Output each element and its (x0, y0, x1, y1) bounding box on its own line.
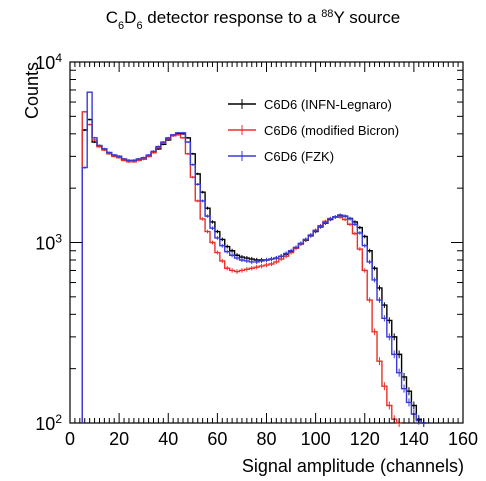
y-tick-label: 102 (35, 412, 62, 434)
axes-layer (69, 62, 464, 424)
y-tick-label: 103 (35, 232, 62, 254)
y-tick-base: 10 (35, 234, 55, 254)
x-tick-label: 60 (207, 429, 227, 449)
series-line-0 (81, 118, 427, 424)
y-tick-exponent: 2 (55, 412, 62, 426)
x-tick-label: 100 (301, 429, 331, 449)
x-tick-label: 0 (65, 429, 75, 449)
legend-label-0: C6D6 (INFN-Legnaro) (264, 97, 392, 112)
series-line-2 (81, 91, 427, 424)
title-part: 6 (136, 20, 142, 32)
title-part: Y source (333, 8, 400, 27)
legend: C6D6 (INFN-Legnaro) C6D6 (modified Bicron… (228, 97, 399, 164)
x-axis-label: Signal amplitude (channels) (242, 456, 464, 476)
title-part: D (124, 8, 136, 27)
x-tick-label: 160 (448, 429, 478, 449)
legend-label-2: C6D6 (FZK) (264, 149, 334, 164)
legend-label-1: C6D6 (modified Bicron) (264, 123, 399, 138)
y-tick-base: 10 (35, 414, 55, 434)
y-axis-label: Counts (22, 62, 42, 119)
x-tick-label: 80 (256, 429, 276, 449)
plot-frame (69, 61, 464, 424)
y-tick-exponent: 4 (55, 51, 62, 65)
x-tick-label: 140 (399, 429, 429, 449)
series-layer (81, 91, 427, 427)
y-tick-base: 10 (35, 53, 55, 73)
title-part: detector response to a (143, 8, 322, 27)
x-tick-label: 20 (109, 429, 129, 449)
x-tick-label: 120 (350, 429, 380, 449)
chart-title: C6D6 detector response to a 88Y source (106, 8, 400, 32)
title-part: 6 (118, 20, 124, 32)
series-line-1 (81, 111, 402, 424)
x-tick-label: 40 (158, 429, 178, 449)
y-tick-label: 104 (35, 51, 62, 73)
y-tick-exponent: 3 (55, 232, 62, 246)
title-part: C (106, 8, 118, 27)
x-tick-labels: 0 20 40 60 80 100 120 140 160 (65, 429, 478, 449)
plot-border (69, 61, 464, 424)
title-part: 88 (321, 8, 333, 20)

---*---

Please print every row above verbatim, leaving out the pictures.

Output each element and its (x0, y0, x1, y1) bounding box on its own line.
y-tick-label: 102 (35, 412, 62, 434)
axes-layer (69, 62, 464, 424)
y-tick-label: 103 (35, 232, 62, 254)
y-tick-base: 10 (35, 234, 55, 254)
x-tick-label: 60 (207, 429, 227, 449)
series-line-0 (81, 118, 427, 424)
y-tick-exponent: 2 (55, 412, 62, 426)
x-tick-label: 100 (301, 429, 331, 449)
x-tick-label: 0 (65, 429, 75, 449)
legend-label-0: C6D6 (INFN-Legnaro) (264, 97, 392, 112)
series-line-2 (81, 91, 427, 424)
title-part: 6 (136, 20, 142, 32)
title-part: Y source (333, 8, 400, 27)
legend: C6D6 (INFN-Legnaro) C6D6 (modified Bicron… (228, 97, 399, 164)
x-axis-label: Signal amplitude (channels) (242, 456, 464, 476)
title-part: D (124, 8, 136, 27)
x-tick-label: 160 (448, 429, 478, 449)
legend-label-2: C6D6 (FZK) (264, 149, 334, 164)
legend-label-1: C6D6 (modified Bicron) (264, 123, 399, 138)
y-tick-base: 10 (35, 414, 55, 434)
y-axis-label: Counts (22, 62, 42, 119)
x-tick-label: 80 (256, 429, 276, 449)
plot-frame (69, 61, 464, 424)
y-tick-exponent: 4 (55, 51, 62, 65)
x-tick-label: 140 (399, 429, 429, 449)
series-layer (81, 91, 427, 427)
y-tick-base: 10 (35, 53, 55, 73)
title-part: detector response to a (143, 8, 322, 27)
x-tick-label: 20 (109, 429, 129, 449)
x-tick-label: 120 (350, 429, 380, 449)
chart-title: C6D6 detector response to a 88Y source (106, 8, 400, 32)
title-part: 6 (118, 20, 124, 32)
series-line-1 (81, 111, 402, 424)
x-tick-label: 40 (158, 429, 178, 449)
y-tick-label: 104 (35, 51, 62, 73)
y-tick-exponent: 3 (55, 232, 62, 246)
title-part: C (106, 8, 118, 27)
x-tick-labels: 0 20 40 60 80 100 120 140 160 (65, 429, 478, 449)
plot-border (69, 61, 464, 424)
title-part: 88 (321, 8, 333, 20)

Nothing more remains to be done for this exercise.